**Aim of the exercise:** Copy out every line in which the string "征税的敌敌钙" occurs.

**Data to process:**
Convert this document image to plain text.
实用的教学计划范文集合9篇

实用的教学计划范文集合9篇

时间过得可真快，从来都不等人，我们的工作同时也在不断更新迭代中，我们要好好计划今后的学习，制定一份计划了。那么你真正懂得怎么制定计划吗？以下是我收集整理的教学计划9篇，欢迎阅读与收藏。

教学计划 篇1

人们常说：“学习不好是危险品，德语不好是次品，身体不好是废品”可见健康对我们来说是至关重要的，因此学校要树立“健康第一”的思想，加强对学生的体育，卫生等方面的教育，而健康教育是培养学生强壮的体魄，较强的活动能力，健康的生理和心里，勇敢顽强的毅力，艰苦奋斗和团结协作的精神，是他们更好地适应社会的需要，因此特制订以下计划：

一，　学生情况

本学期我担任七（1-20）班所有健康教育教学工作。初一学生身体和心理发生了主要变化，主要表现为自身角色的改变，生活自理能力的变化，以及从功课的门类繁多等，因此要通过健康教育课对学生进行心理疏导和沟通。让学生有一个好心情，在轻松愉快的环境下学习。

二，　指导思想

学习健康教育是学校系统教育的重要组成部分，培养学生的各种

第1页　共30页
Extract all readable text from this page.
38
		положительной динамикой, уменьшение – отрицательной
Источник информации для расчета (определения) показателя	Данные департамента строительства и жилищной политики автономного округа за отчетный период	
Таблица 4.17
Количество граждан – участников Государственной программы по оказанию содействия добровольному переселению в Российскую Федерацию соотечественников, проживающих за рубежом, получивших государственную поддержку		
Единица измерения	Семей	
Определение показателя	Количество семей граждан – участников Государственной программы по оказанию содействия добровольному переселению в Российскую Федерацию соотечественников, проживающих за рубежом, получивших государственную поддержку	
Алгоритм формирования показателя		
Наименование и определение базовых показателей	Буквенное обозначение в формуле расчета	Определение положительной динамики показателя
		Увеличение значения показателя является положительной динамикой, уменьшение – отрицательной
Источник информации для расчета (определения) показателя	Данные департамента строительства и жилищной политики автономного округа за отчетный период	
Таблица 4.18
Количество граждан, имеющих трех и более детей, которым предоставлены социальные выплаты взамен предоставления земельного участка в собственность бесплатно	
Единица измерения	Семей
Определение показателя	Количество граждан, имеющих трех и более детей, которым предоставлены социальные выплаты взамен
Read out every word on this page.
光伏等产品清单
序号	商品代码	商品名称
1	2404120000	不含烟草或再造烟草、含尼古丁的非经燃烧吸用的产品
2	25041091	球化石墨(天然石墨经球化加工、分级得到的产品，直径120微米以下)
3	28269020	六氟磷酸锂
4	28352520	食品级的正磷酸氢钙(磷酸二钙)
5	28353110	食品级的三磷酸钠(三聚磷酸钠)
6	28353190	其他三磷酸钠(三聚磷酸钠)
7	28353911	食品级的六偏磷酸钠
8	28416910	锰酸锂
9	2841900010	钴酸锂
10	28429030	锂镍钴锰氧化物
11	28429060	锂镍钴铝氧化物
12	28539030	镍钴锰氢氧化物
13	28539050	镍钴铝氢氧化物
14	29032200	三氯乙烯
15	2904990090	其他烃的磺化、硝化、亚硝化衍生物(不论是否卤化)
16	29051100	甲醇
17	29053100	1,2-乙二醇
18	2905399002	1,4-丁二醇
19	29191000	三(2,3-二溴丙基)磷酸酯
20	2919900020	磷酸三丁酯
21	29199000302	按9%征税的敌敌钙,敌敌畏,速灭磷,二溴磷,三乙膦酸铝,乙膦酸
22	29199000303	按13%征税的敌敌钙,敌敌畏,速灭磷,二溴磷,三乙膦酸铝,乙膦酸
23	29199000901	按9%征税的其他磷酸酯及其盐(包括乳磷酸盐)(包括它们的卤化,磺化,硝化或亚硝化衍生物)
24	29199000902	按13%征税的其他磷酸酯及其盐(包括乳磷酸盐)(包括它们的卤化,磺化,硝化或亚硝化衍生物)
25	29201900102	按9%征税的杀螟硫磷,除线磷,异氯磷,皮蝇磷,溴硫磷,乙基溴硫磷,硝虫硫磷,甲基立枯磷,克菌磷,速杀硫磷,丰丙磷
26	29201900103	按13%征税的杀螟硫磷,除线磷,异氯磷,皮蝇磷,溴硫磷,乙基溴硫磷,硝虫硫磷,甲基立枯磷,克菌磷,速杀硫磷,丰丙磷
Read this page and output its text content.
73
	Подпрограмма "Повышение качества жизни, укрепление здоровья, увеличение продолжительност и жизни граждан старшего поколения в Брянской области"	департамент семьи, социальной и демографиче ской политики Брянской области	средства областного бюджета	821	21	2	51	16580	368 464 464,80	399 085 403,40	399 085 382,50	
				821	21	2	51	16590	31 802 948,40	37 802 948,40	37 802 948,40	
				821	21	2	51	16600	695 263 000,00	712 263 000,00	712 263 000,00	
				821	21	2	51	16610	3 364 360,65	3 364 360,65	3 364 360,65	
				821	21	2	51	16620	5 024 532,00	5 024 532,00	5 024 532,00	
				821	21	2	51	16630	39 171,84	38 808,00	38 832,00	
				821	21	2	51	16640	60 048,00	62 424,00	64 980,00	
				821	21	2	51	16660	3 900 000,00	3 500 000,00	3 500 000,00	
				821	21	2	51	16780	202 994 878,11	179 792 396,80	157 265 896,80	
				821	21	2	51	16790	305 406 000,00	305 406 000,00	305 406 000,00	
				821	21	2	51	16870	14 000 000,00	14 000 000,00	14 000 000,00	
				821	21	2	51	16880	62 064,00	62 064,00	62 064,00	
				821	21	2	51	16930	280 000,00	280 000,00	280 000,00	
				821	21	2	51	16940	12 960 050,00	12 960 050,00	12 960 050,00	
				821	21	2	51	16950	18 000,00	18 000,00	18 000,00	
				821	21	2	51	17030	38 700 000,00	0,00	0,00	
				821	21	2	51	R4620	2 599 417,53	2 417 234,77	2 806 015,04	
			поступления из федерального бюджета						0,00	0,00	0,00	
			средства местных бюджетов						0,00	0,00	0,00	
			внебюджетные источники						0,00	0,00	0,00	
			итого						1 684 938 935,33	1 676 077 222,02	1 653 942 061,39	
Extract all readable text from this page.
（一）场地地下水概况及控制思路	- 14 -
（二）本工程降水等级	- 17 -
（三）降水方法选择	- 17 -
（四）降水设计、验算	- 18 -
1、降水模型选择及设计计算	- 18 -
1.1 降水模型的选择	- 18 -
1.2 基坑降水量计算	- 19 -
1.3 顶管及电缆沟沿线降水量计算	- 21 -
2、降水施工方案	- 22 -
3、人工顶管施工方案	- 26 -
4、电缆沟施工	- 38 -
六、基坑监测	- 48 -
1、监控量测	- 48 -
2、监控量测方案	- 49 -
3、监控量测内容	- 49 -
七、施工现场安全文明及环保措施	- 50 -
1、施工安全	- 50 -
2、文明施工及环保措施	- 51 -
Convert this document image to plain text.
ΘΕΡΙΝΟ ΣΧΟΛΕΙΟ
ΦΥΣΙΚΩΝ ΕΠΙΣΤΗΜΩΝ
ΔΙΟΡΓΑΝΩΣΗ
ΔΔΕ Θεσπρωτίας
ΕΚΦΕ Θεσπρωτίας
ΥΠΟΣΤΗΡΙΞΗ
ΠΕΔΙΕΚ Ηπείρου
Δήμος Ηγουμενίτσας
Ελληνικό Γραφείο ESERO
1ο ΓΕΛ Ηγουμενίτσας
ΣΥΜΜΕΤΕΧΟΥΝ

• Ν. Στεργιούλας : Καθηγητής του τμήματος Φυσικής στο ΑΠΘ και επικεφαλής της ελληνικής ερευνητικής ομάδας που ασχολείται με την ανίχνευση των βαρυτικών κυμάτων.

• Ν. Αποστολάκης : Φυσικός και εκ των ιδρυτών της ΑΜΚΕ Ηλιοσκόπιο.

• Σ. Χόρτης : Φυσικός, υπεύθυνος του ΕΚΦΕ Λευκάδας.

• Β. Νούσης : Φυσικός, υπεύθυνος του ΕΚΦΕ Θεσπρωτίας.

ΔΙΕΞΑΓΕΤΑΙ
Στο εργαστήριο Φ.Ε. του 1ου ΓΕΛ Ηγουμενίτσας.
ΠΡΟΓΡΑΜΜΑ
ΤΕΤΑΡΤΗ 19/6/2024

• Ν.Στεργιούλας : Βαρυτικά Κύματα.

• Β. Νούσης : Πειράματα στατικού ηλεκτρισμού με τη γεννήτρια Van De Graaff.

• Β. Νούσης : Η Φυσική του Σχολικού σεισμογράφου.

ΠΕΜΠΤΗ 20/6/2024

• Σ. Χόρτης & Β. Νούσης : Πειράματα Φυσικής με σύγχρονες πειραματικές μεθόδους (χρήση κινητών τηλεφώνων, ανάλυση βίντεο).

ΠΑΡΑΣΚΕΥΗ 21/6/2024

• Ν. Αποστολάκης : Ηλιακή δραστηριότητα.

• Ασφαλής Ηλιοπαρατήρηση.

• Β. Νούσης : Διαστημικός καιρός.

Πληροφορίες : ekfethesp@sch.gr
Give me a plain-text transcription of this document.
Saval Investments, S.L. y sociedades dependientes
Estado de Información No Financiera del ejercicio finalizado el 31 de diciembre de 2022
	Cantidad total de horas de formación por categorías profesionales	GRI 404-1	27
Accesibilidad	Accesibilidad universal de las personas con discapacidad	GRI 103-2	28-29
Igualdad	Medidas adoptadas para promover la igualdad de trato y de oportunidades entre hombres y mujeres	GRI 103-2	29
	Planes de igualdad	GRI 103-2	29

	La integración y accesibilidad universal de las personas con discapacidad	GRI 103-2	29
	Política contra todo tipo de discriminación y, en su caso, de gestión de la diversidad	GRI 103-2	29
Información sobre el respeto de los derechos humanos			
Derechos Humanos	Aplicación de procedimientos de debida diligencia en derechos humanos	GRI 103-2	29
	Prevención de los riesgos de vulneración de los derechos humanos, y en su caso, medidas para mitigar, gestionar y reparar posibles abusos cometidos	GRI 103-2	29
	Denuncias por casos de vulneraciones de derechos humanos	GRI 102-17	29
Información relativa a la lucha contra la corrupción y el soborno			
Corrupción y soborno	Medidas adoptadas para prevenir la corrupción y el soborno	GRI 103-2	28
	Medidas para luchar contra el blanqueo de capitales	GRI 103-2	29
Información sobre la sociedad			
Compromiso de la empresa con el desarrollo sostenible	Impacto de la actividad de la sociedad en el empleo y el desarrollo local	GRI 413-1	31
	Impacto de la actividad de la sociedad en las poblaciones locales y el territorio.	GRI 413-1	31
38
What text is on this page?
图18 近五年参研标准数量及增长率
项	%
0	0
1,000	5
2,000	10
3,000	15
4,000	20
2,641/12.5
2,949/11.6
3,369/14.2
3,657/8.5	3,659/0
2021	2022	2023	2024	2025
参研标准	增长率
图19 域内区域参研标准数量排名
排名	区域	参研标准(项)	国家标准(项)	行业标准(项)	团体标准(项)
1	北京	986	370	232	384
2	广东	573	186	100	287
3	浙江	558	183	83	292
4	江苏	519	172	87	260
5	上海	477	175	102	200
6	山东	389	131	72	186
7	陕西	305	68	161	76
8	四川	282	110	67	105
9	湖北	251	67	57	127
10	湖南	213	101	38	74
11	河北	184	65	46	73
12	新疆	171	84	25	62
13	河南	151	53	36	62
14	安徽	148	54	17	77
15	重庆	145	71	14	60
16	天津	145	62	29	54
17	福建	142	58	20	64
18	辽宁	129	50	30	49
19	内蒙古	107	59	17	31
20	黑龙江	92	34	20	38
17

**Response to the exercise:**
21	29199000302	按9%征税的敌敌钙,敌敌畏,速灭磷,二溴磷,三乙膦酸铝,乙膦酸
22	29199000303	按13%征税的敌敌钙,敌敌畏,速灭磷,二溴磷,三乙膦酸铝,乙膦酸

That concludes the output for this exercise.